[Saved data entries]
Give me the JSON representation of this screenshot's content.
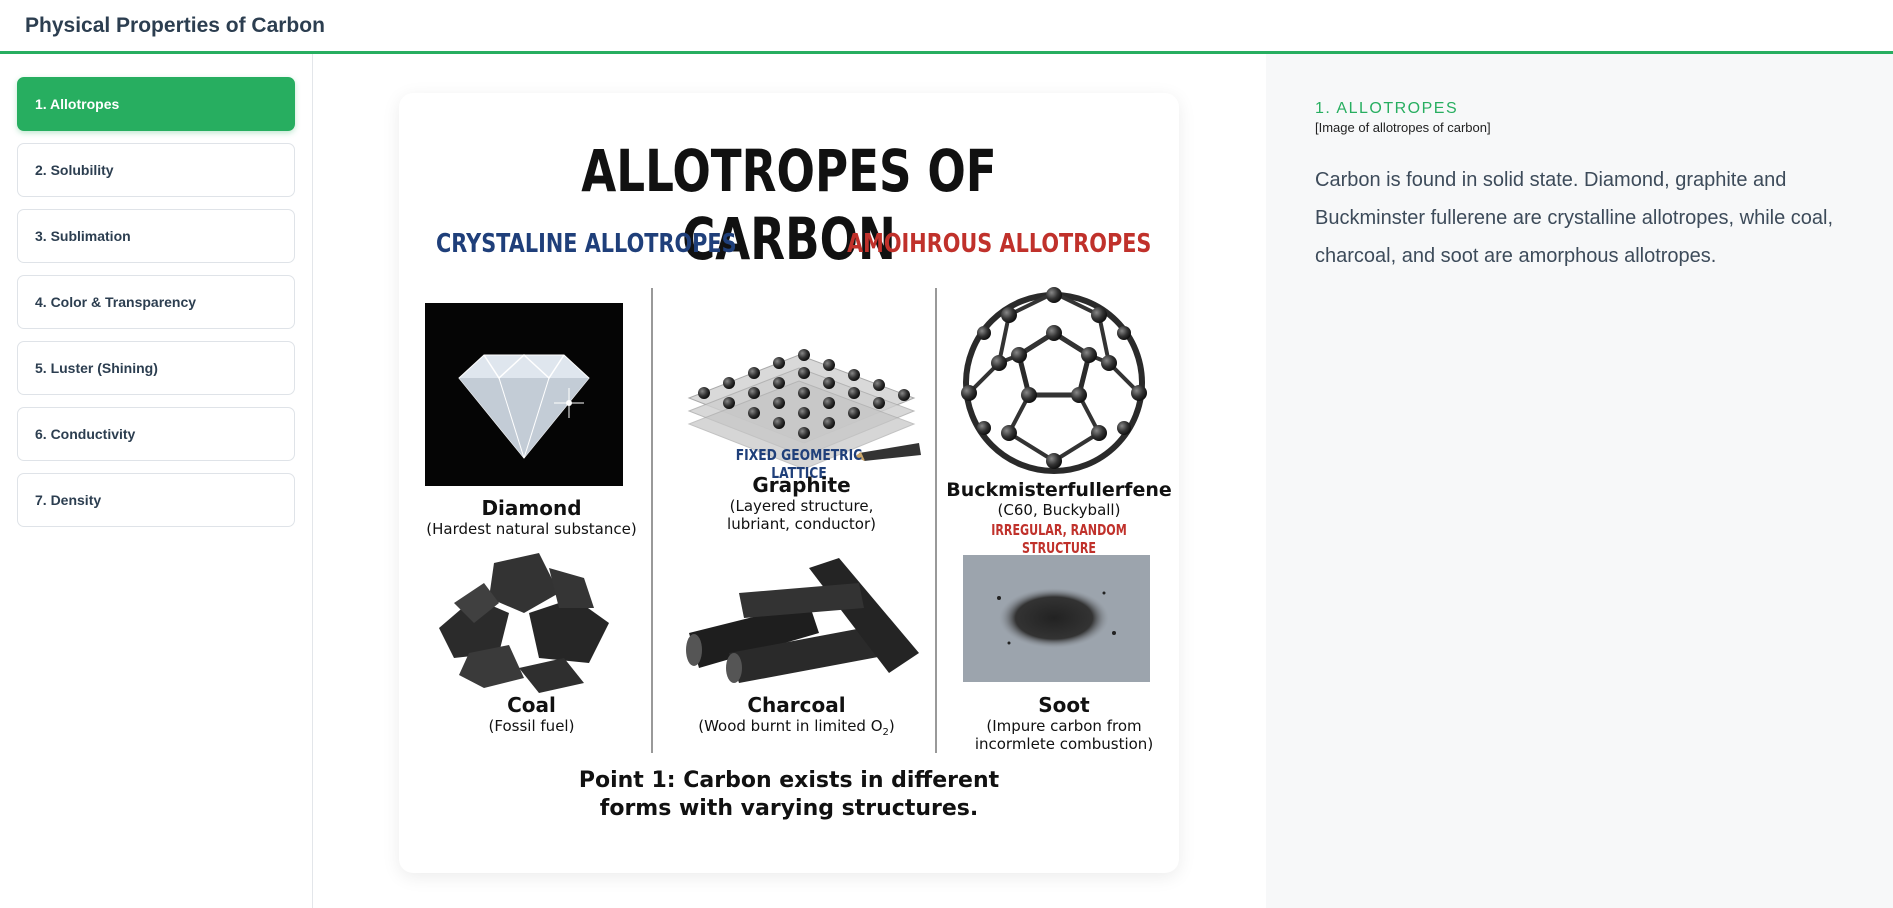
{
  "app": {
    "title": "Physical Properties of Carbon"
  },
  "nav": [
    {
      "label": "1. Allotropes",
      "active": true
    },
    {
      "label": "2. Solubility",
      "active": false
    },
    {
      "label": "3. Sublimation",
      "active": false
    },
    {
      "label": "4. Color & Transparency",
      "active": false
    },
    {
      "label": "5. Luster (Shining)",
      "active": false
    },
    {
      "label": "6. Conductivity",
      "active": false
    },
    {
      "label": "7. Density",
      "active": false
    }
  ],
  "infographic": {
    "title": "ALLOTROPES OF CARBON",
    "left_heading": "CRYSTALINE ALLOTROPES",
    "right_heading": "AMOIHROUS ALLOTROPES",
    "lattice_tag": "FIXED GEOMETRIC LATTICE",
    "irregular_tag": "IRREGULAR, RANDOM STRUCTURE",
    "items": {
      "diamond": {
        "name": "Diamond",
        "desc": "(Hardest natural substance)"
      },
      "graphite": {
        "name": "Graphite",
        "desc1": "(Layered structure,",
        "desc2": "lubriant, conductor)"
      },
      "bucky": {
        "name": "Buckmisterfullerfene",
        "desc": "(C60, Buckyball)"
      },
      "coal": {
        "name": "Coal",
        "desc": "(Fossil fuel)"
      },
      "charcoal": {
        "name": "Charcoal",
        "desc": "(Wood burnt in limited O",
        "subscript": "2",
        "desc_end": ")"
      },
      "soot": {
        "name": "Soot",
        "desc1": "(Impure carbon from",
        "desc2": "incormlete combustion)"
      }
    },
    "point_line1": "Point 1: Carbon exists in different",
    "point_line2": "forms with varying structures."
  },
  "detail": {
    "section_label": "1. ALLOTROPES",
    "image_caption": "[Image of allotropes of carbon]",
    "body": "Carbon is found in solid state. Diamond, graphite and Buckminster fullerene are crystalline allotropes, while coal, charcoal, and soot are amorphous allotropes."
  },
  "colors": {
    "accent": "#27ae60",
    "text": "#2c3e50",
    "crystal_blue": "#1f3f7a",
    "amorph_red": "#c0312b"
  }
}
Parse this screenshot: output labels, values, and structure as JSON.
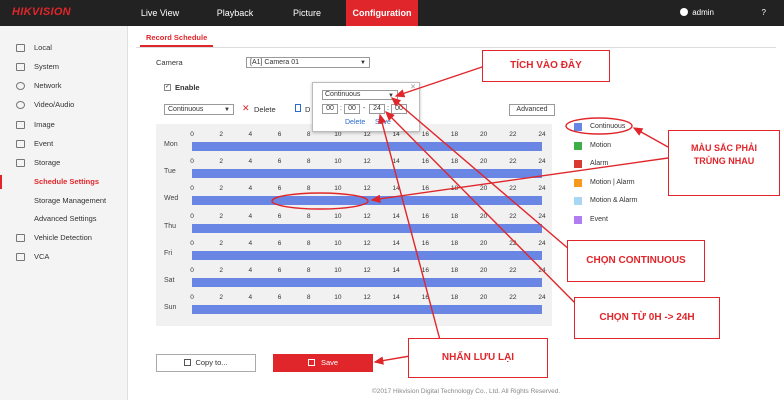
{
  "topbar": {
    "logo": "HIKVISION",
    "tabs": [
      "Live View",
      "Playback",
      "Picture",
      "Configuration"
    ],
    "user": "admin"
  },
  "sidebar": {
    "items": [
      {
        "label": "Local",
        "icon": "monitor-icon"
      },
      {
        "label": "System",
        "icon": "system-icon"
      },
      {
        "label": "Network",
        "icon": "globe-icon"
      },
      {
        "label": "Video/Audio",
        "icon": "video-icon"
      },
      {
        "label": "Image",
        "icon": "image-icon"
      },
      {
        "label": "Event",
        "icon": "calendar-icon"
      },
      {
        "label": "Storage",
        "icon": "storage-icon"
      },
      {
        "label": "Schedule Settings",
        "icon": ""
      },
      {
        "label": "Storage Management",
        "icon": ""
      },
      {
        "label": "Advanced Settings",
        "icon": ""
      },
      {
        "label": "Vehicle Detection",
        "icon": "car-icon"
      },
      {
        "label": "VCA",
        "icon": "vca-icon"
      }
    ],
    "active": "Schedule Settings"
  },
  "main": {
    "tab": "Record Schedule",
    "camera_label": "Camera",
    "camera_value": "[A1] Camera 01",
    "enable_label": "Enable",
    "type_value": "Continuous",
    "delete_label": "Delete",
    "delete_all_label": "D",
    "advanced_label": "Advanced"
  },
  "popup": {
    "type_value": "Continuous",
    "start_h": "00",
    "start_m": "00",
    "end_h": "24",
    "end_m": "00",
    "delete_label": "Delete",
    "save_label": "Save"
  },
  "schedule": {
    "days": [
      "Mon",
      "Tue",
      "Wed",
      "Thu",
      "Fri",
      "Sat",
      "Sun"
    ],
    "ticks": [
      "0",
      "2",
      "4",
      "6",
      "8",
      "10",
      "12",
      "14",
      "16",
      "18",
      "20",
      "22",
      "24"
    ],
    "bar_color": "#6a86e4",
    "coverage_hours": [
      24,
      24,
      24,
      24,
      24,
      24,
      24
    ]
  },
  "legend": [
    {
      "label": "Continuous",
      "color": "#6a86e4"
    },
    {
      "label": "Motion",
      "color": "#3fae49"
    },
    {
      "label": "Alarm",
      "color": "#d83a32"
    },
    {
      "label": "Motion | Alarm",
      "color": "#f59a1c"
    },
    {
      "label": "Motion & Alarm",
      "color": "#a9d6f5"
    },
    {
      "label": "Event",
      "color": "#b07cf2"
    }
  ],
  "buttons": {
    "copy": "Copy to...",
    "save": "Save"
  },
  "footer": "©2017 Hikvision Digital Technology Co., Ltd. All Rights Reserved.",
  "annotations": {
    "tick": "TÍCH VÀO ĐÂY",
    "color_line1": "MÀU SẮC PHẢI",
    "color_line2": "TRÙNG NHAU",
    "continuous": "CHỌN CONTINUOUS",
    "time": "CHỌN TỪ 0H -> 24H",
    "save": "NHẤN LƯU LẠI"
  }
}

## DIRECTION
Among the entries above, identify all lines with "JSON" and copy them.

## RESPONSE TO THE EXERCISE
Give me the JSON representation of this screenshot's content.
Parse this screenshot: output labels, values, and structure as JSON.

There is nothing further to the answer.